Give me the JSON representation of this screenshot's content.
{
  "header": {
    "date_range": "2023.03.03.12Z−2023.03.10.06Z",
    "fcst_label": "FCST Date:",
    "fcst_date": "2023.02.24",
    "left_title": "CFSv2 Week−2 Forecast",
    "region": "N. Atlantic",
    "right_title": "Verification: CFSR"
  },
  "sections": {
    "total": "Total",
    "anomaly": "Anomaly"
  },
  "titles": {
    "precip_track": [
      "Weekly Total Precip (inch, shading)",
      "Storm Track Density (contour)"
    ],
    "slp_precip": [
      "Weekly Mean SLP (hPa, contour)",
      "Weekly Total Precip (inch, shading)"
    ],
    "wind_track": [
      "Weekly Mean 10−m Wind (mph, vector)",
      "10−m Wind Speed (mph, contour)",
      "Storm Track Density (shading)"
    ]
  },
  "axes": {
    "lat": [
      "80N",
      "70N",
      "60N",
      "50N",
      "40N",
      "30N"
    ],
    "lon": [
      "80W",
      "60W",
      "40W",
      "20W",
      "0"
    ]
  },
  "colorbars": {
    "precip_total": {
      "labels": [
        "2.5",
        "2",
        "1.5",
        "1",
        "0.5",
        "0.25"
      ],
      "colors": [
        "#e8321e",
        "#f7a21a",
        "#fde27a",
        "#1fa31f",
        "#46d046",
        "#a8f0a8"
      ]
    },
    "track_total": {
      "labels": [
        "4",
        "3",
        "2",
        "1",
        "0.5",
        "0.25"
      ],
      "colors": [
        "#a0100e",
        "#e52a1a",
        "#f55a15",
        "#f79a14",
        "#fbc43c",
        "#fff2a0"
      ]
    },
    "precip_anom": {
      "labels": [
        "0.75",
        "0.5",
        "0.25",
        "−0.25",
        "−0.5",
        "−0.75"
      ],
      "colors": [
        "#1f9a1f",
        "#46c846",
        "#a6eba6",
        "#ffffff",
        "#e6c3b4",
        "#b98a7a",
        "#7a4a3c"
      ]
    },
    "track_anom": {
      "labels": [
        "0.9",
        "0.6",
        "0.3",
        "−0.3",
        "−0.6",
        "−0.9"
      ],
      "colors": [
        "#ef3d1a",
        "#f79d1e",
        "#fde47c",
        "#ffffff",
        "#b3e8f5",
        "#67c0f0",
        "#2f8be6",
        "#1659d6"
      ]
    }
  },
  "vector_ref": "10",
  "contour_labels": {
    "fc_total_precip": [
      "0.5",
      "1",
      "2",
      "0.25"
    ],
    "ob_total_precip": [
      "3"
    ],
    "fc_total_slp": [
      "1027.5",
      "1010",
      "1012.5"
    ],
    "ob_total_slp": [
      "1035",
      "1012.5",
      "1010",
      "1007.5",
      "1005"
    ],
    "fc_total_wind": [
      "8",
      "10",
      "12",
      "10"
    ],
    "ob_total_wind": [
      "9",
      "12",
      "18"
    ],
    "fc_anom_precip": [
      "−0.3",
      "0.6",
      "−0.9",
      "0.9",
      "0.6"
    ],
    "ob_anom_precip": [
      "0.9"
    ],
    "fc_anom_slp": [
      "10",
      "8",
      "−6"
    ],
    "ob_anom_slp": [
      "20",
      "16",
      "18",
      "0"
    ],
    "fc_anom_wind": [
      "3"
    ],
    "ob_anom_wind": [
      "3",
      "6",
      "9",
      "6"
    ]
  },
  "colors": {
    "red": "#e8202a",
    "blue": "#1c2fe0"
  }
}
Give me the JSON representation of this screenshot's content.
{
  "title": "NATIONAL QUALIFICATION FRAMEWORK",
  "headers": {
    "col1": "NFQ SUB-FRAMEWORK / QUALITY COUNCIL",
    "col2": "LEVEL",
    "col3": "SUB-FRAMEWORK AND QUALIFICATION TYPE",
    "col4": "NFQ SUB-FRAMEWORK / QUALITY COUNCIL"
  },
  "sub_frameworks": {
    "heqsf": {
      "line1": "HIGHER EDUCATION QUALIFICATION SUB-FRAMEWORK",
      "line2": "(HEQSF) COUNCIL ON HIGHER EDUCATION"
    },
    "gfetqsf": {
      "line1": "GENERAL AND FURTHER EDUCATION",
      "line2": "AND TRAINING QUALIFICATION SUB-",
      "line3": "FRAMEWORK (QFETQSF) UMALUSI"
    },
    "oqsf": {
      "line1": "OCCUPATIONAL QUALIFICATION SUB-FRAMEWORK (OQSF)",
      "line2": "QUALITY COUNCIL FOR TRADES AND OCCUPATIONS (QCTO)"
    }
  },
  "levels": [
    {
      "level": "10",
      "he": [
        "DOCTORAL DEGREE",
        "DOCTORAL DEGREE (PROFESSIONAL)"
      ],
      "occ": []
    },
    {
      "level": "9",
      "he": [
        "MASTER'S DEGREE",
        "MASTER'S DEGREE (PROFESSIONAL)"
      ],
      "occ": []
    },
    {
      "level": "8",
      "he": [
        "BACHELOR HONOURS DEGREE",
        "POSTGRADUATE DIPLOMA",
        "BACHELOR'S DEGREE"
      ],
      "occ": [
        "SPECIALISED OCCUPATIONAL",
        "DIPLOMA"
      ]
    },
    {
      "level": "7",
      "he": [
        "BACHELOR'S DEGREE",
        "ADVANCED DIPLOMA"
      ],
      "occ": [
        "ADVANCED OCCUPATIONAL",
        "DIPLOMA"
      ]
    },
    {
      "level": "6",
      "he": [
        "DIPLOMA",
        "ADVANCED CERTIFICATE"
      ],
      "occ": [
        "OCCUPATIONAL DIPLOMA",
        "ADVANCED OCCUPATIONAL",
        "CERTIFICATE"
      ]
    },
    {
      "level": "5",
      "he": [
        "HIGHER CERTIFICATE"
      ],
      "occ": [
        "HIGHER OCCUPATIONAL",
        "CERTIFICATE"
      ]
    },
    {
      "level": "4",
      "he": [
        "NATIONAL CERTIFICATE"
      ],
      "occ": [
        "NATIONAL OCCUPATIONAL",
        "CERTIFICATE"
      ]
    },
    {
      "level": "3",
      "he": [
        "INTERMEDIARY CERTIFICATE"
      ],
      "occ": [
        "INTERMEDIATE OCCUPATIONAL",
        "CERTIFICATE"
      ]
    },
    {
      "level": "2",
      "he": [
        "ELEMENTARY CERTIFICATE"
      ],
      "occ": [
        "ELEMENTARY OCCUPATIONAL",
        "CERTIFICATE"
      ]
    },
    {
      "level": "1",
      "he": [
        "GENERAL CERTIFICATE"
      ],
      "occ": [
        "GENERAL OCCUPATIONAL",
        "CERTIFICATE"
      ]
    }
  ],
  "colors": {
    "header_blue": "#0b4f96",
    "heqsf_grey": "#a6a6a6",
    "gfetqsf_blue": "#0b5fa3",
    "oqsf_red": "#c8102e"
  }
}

.....

What the task asks =>
Find each line holding the word "DIPLOMA" and copy it.

Written solution =>
        "POSTGRADUATE DIPLOMA",
        "DIPLOMA"
        "ADVANCED DIPLOMA"
        "DIPLOMA"
        "DIPLOMA",
        "OCCUPATIONAL DIPLOMA",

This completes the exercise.